**Material provided:**
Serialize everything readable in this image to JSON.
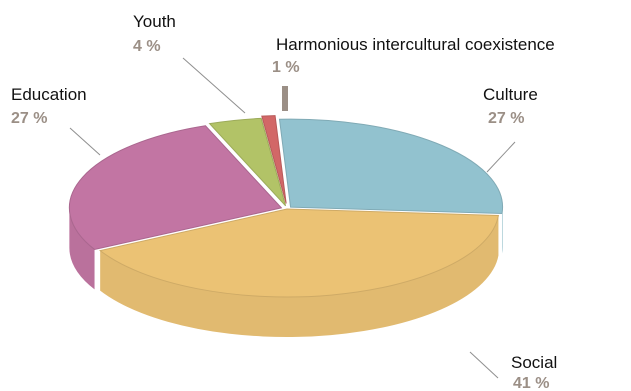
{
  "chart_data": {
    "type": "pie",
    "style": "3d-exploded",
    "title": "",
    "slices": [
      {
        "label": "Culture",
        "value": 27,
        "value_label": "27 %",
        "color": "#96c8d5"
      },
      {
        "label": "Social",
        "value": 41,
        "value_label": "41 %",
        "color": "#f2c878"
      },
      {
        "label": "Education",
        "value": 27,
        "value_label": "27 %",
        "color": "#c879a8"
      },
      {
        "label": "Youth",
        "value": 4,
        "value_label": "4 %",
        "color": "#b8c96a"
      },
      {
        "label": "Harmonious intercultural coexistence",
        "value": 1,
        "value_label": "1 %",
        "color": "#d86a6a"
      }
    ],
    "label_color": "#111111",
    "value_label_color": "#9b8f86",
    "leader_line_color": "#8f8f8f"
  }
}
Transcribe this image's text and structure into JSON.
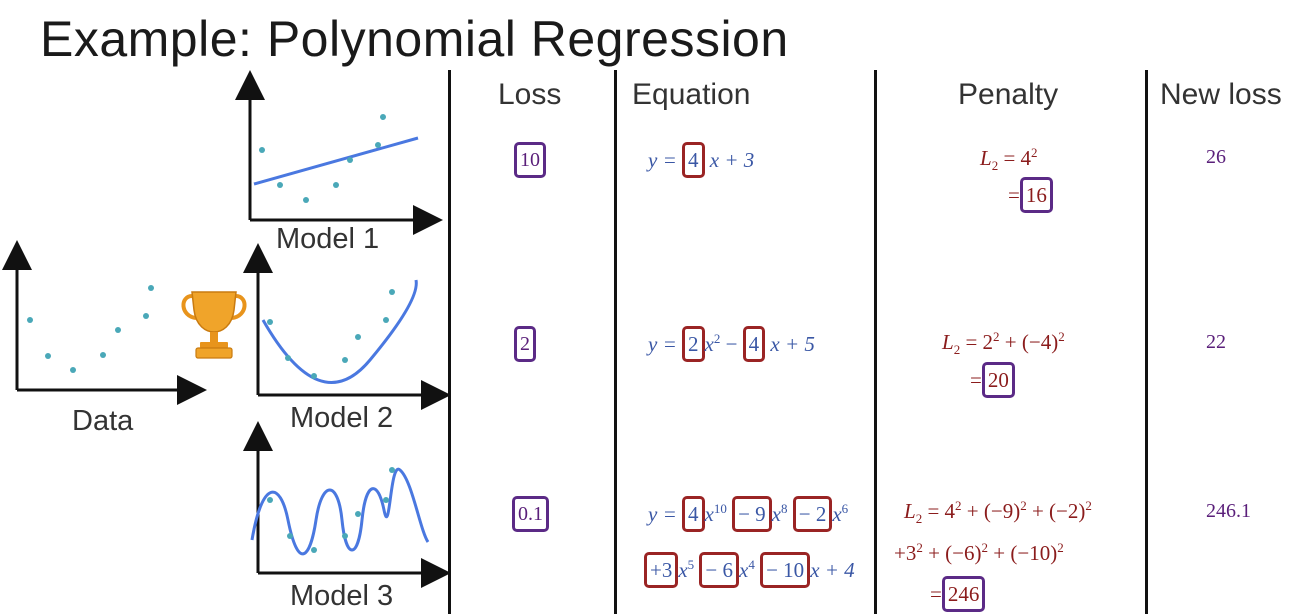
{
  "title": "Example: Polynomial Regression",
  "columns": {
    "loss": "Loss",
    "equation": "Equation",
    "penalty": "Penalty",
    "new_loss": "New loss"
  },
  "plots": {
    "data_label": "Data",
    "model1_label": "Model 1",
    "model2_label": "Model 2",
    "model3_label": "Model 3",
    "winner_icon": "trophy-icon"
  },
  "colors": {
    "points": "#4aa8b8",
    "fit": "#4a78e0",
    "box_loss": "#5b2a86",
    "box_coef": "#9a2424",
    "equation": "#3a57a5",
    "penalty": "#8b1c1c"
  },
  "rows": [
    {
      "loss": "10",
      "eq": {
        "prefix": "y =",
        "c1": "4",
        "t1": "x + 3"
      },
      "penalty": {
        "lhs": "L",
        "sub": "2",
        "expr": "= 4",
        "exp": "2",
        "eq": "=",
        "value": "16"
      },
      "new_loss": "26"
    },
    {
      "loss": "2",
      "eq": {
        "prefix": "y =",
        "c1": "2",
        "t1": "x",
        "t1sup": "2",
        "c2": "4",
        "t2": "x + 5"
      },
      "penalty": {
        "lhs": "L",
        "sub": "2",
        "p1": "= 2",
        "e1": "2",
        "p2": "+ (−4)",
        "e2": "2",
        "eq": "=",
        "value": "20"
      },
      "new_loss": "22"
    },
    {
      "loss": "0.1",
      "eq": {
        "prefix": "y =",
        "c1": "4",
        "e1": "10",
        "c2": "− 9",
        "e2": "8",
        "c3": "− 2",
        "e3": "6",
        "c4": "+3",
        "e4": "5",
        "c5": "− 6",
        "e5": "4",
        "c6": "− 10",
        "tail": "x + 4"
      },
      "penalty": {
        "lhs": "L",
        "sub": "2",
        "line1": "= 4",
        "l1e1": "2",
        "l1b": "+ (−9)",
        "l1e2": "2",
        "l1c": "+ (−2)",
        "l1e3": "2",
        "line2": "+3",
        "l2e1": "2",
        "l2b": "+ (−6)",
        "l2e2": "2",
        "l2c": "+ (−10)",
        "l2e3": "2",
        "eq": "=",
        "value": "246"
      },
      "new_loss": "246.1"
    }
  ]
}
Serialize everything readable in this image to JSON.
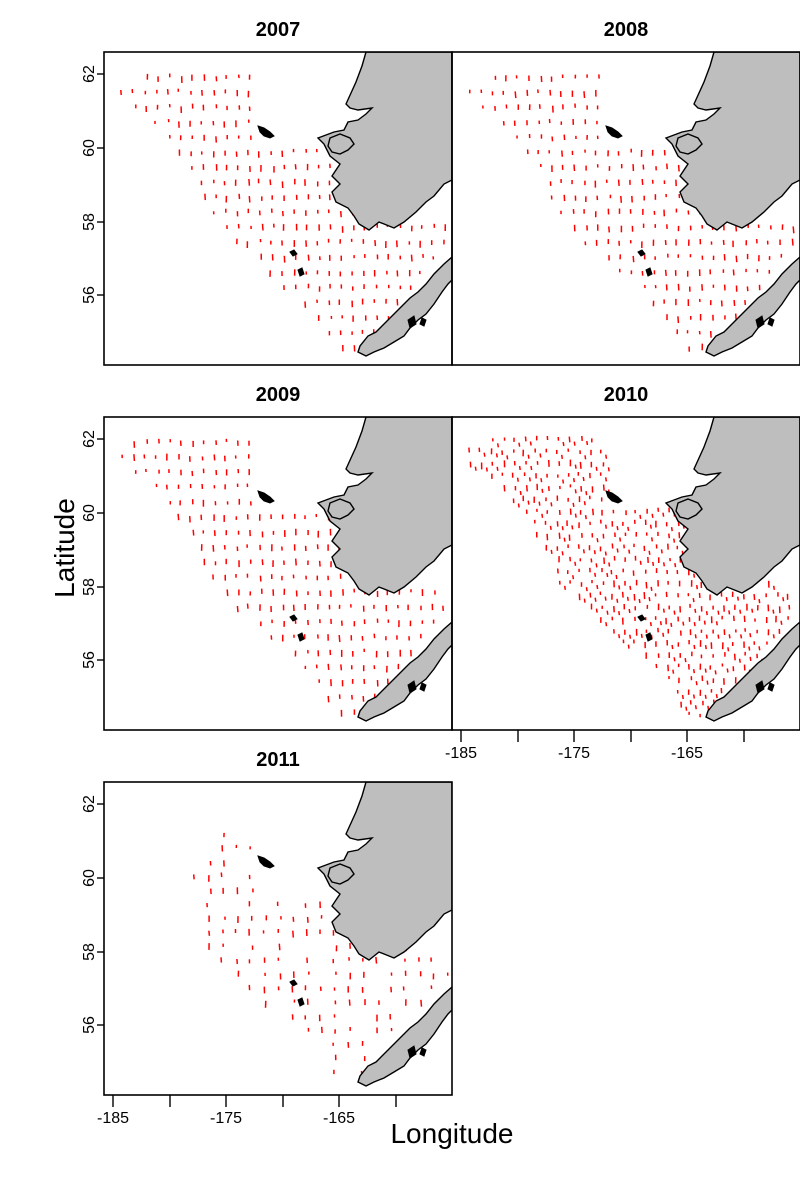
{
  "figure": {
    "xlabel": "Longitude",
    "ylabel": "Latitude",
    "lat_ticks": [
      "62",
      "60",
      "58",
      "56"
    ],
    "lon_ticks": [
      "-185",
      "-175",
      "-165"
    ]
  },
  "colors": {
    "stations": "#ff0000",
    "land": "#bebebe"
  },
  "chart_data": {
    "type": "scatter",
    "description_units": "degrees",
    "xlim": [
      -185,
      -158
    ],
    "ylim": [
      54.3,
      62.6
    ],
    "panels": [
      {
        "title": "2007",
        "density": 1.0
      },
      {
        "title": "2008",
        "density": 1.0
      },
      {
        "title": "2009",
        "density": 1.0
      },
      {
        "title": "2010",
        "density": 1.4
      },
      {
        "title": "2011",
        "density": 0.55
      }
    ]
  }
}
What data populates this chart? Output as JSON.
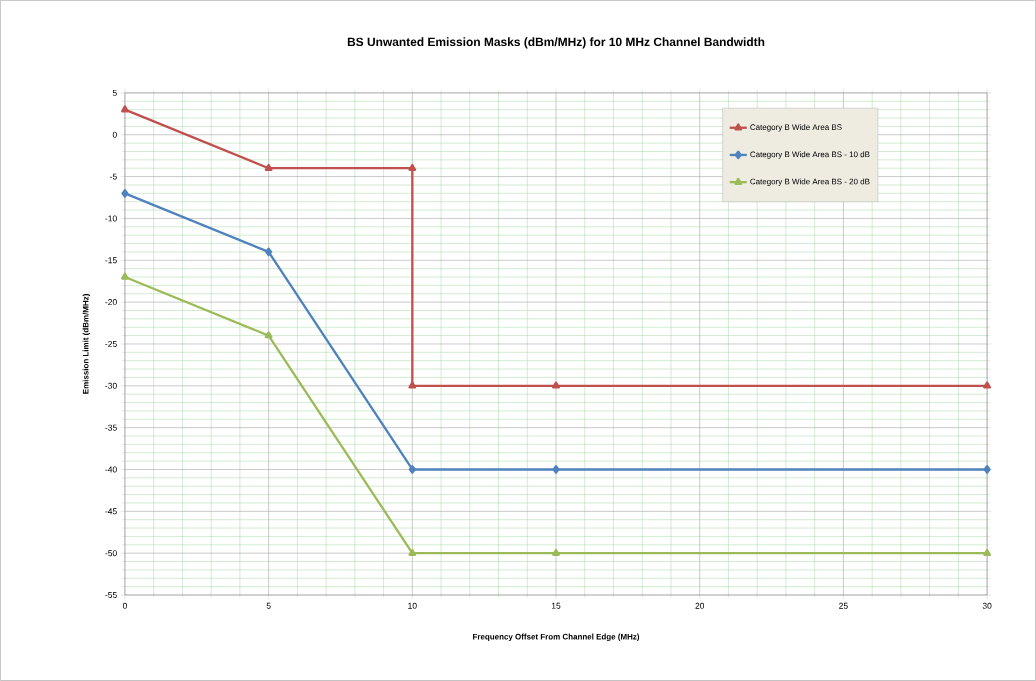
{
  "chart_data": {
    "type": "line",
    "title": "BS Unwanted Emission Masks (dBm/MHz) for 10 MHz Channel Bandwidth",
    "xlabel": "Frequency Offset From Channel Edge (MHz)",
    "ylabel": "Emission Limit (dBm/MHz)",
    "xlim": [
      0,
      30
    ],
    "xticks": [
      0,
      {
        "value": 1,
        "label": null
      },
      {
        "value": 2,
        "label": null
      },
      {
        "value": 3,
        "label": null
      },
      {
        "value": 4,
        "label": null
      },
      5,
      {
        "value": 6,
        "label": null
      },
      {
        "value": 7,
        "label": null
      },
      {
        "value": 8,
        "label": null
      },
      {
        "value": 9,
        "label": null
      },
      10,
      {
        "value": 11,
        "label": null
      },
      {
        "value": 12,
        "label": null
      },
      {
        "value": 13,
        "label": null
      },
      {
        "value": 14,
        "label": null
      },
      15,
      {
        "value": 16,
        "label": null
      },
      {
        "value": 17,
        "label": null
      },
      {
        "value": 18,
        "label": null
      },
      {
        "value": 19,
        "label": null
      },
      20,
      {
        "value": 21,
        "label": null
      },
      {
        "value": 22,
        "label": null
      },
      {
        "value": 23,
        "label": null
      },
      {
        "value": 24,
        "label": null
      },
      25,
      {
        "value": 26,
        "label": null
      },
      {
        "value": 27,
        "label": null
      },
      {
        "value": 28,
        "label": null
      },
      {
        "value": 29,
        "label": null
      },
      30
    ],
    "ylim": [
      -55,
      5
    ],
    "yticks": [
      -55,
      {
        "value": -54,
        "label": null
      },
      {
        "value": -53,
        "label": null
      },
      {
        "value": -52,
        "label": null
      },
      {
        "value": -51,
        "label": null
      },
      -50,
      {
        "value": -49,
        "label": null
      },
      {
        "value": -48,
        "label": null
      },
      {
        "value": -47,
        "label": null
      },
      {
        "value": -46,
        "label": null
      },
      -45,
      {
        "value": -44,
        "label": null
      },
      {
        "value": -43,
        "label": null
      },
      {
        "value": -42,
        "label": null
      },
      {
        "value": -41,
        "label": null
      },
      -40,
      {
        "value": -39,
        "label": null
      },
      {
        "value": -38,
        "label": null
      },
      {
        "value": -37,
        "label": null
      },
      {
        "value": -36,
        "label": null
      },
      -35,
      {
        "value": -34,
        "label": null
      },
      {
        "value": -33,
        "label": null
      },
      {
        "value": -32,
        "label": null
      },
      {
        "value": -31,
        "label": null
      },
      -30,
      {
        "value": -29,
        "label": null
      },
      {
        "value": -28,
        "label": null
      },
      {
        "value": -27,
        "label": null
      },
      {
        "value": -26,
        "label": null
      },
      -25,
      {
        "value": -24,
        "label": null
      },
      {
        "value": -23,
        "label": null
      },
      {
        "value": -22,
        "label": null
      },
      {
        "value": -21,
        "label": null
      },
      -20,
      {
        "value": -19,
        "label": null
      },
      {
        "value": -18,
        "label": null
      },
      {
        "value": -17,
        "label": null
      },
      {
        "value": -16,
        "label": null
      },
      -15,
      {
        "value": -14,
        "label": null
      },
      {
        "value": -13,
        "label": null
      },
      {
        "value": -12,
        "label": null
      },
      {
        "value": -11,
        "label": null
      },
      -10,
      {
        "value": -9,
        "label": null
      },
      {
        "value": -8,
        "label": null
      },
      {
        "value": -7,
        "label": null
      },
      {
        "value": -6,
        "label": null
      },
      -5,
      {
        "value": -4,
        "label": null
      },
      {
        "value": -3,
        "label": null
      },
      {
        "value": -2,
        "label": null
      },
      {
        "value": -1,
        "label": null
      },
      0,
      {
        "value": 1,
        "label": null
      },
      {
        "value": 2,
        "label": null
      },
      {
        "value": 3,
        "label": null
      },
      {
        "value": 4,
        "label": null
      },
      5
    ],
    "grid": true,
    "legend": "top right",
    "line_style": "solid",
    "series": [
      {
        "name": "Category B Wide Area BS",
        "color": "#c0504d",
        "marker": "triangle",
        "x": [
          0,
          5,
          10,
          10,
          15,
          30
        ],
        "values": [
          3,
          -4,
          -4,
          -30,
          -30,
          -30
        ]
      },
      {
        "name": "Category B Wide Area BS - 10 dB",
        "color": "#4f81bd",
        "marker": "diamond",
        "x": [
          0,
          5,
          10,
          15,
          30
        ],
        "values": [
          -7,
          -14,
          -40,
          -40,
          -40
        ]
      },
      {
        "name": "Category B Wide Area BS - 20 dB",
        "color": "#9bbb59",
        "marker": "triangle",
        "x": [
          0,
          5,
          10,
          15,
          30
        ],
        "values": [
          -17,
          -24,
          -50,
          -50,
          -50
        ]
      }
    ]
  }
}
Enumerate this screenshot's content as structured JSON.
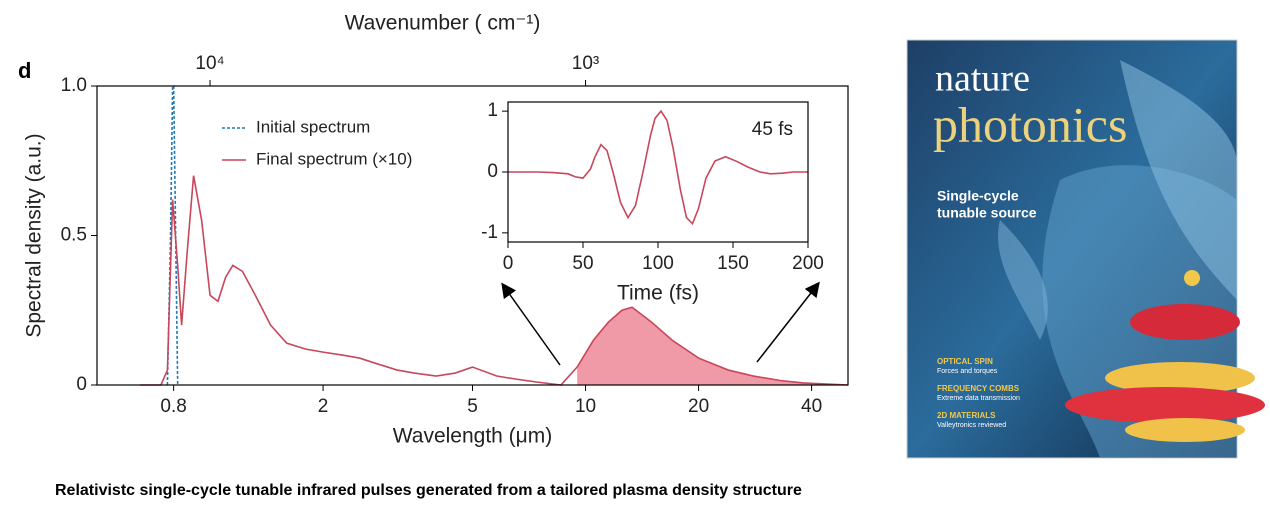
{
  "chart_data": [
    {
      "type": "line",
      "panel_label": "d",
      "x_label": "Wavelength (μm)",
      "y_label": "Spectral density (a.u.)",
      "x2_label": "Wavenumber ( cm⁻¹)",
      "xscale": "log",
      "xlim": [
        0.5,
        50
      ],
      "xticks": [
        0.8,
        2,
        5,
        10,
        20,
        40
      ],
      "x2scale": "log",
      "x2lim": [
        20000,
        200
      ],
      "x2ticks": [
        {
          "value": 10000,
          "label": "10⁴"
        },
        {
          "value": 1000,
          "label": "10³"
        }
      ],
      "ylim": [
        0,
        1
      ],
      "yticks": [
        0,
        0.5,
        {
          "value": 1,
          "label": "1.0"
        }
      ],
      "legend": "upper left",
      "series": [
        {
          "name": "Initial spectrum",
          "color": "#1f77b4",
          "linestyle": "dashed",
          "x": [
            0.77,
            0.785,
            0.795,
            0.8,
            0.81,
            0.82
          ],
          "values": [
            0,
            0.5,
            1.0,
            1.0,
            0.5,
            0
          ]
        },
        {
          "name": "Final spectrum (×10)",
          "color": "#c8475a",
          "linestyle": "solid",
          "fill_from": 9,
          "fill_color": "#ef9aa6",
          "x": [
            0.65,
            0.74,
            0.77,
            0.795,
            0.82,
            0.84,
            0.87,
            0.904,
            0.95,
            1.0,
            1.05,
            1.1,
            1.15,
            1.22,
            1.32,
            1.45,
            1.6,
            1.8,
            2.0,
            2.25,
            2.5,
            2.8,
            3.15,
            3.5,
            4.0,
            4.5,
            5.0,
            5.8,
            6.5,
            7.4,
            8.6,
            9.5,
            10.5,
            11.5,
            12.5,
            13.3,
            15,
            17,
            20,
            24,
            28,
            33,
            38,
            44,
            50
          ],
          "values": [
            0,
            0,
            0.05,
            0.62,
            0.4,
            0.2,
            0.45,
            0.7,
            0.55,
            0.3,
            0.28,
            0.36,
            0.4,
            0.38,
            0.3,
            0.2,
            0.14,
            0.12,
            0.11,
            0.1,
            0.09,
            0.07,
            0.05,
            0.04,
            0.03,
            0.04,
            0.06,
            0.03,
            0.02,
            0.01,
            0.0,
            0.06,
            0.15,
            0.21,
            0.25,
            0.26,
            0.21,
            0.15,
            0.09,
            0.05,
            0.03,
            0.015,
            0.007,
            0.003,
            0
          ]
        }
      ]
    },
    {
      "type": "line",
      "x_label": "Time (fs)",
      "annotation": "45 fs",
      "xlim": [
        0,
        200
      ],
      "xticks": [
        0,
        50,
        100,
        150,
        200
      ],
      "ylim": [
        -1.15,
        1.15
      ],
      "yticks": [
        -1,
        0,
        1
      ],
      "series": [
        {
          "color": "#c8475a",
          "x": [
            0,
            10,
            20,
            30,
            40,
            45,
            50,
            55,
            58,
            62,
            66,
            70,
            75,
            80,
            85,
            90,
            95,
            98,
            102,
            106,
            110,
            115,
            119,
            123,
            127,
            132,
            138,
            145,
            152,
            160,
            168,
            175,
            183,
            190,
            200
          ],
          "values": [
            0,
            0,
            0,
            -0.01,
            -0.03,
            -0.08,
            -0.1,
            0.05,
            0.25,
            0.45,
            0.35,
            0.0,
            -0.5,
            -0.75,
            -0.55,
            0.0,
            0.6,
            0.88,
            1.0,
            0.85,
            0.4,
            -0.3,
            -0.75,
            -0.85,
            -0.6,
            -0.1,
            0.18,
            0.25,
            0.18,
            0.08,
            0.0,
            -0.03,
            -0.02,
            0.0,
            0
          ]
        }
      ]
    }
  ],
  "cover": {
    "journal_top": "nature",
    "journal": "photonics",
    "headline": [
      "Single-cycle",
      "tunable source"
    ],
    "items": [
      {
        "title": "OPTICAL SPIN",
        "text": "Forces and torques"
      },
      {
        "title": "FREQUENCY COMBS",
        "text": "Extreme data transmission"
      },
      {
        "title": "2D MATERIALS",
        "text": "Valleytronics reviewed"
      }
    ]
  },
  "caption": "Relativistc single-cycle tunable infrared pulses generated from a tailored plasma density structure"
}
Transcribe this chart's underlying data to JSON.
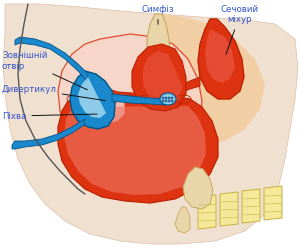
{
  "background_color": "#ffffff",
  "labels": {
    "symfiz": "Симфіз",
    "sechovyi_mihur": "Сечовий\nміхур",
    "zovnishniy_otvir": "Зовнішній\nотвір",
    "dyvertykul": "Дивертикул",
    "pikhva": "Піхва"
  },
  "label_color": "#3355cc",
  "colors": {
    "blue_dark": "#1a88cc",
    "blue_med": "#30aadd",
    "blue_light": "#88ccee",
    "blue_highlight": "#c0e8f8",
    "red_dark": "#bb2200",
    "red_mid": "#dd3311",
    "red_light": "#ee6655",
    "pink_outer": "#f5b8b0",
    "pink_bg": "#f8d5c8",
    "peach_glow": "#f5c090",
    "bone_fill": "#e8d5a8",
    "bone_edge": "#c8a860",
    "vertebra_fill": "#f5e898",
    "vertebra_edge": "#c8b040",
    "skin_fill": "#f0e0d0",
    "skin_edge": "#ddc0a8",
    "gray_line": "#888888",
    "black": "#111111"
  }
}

**Job:** Go through the entries above and copy every line containing "JSON".

**Problem solution:**
Serialize everything readable in this image to JSON.
Transcribe this image's text and structure into JSON.
Serialize everything readable in this image to JSON.
What data populates this chart? Output as JSON.
Enumerate this screenshot's content as structured JSON.
Transcribe this chart's underlying data to JSON.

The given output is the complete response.